■ **TASK**: Pick every line from the data that holds the word "Insurance".

■ **THE INPUT**:
----------

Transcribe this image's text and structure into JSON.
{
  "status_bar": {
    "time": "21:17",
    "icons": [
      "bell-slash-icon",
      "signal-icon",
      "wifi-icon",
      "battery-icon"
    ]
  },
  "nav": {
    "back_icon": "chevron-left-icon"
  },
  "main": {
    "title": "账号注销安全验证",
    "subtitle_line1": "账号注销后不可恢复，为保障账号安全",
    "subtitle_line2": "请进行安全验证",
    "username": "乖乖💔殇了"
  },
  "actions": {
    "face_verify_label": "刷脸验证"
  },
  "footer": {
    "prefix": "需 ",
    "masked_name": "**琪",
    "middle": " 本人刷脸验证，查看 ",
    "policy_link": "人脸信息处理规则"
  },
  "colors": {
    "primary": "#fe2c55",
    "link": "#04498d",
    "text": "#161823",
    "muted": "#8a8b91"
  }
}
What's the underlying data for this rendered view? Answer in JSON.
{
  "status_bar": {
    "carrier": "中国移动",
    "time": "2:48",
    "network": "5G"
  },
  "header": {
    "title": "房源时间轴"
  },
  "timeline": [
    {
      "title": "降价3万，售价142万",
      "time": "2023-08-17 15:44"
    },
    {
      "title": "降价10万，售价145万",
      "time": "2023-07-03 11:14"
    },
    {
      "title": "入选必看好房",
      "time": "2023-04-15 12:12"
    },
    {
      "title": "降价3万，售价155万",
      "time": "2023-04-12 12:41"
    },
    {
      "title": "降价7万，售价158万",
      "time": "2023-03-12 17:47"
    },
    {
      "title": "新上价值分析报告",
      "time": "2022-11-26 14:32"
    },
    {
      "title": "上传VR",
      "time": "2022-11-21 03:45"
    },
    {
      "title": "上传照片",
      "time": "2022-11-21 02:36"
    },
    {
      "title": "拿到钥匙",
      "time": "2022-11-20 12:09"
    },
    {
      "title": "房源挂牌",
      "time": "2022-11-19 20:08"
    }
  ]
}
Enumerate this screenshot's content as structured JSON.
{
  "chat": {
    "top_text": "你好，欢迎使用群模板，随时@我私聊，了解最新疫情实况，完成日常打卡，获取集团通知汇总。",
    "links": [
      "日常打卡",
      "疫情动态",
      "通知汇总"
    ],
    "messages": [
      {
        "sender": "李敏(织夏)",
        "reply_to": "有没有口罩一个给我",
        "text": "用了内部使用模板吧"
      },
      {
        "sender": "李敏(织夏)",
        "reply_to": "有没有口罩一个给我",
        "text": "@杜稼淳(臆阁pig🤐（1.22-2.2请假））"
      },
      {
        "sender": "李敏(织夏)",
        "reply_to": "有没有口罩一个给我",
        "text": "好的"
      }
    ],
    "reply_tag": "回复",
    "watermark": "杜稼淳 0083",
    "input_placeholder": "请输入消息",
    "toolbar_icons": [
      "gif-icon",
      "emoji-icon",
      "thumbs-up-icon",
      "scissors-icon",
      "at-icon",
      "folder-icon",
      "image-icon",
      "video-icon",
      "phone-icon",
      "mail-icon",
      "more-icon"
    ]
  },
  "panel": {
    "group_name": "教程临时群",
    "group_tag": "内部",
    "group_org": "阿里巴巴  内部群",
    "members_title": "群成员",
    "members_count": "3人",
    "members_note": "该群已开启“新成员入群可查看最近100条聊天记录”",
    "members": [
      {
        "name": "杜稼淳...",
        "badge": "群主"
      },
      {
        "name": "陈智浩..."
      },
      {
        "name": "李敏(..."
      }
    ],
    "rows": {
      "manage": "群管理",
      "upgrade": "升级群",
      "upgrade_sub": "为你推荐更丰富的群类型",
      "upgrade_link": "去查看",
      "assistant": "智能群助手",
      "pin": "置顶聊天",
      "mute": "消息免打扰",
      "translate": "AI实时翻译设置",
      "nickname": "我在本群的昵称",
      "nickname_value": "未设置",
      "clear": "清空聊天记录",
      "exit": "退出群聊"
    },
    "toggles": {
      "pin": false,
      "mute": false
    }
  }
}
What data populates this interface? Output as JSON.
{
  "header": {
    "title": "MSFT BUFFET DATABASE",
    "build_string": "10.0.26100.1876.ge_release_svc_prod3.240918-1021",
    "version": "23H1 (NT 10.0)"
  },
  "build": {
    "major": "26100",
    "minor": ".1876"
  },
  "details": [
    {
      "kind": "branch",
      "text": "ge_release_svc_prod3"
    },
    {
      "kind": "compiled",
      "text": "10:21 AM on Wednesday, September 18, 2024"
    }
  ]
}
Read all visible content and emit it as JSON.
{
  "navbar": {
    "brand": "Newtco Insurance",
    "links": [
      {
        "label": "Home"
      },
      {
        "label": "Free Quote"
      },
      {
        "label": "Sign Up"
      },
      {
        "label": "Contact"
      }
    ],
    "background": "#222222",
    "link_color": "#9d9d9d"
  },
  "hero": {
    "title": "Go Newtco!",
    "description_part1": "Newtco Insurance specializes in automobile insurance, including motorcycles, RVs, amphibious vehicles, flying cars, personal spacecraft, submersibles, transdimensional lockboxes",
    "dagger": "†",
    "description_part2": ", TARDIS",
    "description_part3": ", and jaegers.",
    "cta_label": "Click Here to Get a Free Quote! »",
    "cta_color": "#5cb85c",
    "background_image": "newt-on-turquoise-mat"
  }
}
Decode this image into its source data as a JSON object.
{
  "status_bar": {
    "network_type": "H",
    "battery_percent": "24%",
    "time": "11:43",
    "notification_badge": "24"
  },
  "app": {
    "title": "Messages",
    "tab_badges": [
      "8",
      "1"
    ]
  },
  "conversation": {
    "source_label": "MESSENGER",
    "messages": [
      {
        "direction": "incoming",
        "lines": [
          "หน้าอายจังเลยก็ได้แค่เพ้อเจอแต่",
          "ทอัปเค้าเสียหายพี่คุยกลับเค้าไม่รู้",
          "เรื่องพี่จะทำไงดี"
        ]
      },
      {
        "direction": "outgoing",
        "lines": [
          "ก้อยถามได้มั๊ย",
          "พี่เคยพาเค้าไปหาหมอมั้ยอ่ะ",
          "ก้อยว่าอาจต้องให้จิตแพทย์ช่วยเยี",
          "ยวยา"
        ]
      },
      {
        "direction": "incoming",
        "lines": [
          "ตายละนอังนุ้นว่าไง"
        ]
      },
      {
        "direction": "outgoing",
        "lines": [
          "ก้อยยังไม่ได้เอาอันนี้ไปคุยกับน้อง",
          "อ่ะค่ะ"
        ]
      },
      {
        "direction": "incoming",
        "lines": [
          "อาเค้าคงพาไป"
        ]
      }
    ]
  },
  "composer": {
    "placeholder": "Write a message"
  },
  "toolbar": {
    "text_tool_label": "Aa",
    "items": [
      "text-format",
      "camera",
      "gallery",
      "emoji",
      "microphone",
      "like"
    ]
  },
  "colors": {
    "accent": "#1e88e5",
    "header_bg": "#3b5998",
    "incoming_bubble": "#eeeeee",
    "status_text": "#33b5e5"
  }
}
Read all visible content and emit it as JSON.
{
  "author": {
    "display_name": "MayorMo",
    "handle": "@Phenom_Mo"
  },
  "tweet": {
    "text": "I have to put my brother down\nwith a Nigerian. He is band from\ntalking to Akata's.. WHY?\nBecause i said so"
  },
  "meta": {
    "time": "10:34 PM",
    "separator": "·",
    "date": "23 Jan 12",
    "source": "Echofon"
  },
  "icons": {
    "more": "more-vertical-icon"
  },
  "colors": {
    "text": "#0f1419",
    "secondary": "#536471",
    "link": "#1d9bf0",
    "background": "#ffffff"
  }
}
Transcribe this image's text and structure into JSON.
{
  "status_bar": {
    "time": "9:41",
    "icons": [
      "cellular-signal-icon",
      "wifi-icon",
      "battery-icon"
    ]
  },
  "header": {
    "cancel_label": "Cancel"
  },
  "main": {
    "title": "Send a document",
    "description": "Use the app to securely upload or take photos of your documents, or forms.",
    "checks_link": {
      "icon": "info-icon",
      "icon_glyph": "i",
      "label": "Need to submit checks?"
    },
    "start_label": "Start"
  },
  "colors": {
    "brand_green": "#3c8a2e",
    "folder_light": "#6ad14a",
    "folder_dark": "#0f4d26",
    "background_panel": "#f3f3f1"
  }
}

----------

■ **THE RESULT**:
    "brand": "Newtco Insurance",
    "description_part1": "Newtco Insurance specializes in automobile insurance, including motorcycles, RVs, amphibious vehicles, flying cars, personal spacecraft, submersibles, transdimensional lockboxes",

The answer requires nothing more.